» GIVEN PROBLEM:
Keep only the lines of the listing that include the word "members", and copy them.

» EXCERPTED RECORDS:
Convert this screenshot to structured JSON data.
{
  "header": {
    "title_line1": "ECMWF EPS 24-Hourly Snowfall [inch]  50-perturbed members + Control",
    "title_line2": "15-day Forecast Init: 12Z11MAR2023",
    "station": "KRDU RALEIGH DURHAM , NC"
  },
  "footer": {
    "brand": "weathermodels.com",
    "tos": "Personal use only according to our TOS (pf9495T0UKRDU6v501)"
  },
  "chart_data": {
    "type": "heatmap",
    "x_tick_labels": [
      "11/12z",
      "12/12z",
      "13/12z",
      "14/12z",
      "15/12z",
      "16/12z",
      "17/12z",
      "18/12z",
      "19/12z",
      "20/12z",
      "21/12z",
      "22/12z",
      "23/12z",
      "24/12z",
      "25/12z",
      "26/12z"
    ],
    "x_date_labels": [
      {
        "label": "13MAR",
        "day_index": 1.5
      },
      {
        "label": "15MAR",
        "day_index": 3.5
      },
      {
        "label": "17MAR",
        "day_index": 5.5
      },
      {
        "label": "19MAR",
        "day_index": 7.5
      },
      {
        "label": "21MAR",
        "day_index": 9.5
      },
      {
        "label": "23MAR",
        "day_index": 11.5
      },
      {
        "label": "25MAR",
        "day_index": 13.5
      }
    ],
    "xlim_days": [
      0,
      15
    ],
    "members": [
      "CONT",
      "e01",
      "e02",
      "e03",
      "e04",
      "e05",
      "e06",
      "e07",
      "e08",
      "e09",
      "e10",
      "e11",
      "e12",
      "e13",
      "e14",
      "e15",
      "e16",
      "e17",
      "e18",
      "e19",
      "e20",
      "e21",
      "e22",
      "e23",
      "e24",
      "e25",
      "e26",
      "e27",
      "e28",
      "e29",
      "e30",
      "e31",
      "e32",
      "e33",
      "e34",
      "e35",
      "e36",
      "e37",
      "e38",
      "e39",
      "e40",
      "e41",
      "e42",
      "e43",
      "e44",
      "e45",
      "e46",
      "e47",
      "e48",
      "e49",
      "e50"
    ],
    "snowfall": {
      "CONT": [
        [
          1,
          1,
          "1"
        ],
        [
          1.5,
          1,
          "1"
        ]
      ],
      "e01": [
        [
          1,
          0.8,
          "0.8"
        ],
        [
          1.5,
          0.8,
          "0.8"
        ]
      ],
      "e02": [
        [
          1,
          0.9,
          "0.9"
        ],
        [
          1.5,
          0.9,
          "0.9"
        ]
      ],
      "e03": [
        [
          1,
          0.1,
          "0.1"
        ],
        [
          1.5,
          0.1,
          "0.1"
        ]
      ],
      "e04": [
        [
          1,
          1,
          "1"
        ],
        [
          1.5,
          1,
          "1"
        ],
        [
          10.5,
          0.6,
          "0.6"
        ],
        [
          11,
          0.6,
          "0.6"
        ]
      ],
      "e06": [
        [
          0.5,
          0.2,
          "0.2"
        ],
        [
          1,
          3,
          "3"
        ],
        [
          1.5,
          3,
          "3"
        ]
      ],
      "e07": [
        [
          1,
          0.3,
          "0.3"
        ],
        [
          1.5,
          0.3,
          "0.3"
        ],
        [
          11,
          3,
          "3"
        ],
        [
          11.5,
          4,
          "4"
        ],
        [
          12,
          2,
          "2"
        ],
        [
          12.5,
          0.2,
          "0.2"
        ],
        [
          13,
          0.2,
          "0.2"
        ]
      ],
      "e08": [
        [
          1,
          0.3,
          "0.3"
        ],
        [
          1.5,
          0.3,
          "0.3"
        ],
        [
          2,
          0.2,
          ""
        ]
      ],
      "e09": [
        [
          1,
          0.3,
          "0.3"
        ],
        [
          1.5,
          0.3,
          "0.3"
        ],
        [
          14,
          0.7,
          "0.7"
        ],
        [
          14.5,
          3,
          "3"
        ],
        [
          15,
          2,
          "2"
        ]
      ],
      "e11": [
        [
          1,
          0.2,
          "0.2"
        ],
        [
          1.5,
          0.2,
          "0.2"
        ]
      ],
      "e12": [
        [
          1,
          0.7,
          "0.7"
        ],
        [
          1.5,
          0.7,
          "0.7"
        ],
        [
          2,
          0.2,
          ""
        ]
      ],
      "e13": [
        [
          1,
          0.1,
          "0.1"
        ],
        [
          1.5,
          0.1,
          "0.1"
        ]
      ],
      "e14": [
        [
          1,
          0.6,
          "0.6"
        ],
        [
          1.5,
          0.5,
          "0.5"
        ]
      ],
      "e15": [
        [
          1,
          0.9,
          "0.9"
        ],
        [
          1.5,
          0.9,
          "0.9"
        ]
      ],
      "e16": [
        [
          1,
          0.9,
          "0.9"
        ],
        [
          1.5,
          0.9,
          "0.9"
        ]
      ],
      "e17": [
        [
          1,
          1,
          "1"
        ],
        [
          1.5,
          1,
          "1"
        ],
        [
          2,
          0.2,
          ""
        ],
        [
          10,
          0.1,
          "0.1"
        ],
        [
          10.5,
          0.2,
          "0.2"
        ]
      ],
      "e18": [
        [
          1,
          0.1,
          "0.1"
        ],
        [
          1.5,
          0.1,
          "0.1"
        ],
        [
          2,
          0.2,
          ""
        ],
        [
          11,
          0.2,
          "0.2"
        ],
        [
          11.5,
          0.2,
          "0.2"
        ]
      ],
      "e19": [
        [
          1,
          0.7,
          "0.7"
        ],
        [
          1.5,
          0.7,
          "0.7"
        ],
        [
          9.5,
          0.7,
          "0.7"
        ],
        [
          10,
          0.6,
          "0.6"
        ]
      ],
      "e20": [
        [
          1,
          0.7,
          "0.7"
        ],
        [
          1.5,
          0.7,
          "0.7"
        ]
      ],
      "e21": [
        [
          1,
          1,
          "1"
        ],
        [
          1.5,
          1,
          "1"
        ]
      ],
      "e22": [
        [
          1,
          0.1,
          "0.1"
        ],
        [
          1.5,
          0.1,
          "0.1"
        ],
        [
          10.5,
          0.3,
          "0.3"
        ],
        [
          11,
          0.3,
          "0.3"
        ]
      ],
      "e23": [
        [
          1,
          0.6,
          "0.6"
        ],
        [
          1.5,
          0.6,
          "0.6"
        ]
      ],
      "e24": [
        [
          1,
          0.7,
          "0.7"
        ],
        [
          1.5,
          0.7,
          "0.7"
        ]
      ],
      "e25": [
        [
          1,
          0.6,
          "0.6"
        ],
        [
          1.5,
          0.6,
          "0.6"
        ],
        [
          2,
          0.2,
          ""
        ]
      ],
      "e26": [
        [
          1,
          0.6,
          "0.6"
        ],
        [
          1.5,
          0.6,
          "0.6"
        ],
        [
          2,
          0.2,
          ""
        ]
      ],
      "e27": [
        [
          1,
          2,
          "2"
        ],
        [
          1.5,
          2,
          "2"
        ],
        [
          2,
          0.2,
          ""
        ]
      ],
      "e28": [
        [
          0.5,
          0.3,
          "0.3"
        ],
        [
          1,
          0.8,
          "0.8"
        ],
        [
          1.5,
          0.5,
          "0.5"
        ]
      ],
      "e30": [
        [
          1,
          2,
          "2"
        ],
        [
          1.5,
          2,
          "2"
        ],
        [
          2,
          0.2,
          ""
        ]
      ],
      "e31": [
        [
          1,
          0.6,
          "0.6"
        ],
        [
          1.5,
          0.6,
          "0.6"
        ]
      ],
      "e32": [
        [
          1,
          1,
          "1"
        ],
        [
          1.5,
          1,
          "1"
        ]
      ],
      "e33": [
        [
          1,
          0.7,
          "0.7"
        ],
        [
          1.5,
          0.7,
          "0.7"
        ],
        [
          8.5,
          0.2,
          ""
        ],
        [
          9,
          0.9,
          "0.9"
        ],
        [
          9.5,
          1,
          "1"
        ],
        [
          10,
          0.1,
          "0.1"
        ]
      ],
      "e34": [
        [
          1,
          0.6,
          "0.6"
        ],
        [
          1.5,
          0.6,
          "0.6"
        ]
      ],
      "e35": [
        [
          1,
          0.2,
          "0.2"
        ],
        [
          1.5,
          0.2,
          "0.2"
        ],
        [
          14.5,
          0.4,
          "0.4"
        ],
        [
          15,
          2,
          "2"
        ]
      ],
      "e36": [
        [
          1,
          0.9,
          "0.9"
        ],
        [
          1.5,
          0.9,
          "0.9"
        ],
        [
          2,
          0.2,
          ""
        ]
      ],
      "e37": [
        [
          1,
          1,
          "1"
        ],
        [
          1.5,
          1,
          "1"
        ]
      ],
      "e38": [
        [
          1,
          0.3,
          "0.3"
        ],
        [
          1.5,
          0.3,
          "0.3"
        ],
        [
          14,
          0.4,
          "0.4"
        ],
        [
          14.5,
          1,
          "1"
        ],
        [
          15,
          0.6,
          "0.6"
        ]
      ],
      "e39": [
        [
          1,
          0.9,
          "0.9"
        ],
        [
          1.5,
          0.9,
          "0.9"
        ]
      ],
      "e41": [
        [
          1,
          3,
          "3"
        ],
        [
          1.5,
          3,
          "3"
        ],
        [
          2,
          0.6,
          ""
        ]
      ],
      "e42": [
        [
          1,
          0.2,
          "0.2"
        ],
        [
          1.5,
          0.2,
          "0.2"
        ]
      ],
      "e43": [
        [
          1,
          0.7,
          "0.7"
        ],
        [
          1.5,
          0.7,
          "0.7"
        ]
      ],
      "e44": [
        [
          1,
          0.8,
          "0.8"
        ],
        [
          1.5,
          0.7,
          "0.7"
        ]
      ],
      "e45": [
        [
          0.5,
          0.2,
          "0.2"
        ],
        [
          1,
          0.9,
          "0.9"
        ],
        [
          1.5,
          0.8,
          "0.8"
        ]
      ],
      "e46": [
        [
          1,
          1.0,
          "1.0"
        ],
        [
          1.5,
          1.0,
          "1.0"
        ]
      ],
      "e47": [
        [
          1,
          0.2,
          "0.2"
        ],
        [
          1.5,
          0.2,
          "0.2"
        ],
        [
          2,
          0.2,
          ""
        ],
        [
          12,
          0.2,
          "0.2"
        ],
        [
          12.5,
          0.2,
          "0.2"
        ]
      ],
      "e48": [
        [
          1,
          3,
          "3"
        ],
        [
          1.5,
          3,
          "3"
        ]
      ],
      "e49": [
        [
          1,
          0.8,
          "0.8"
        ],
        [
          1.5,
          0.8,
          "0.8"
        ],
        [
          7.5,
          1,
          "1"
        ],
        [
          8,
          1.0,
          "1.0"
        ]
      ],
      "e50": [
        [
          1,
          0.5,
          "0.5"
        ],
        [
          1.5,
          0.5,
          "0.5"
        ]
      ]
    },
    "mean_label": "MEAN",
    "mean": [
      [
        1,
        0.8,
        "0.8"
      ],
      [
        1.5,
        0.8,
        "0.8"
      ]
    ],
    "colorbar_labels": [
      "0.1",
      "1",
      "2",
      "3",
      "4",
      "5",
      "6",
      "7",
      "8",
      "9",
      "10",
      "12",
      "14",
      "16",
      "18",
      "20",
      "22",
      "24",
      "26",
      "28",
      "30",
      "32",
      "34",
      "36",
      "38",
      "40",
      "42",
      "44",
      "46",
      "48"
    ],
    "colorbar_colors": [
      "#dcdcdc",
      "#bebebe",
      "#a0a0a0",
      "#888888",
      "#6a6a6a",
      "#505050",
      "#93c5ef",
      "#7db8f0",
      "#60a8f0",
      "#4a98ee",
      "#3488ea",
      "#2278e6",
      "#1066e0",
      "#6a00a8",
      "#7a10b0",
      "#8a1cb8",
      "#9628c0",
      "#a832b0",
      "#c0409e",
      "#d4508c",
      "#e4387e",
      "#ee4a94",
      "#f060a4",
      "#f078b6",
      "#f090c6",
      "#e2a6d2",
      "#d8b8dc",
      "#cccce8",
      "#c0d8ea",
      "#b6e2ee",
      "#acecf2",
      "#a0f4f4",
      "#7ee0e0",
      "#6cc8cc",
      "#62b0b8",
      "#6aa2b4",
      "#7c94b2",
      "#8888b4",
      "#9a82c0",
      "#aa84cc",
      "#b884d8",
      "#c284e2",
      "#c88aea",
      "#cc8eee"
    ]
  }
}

» RESULT:
    "title_line1": "ECMWF EPS 24-Hourly Snowfall [inch]  50-perturbed members + Control",
    "members": [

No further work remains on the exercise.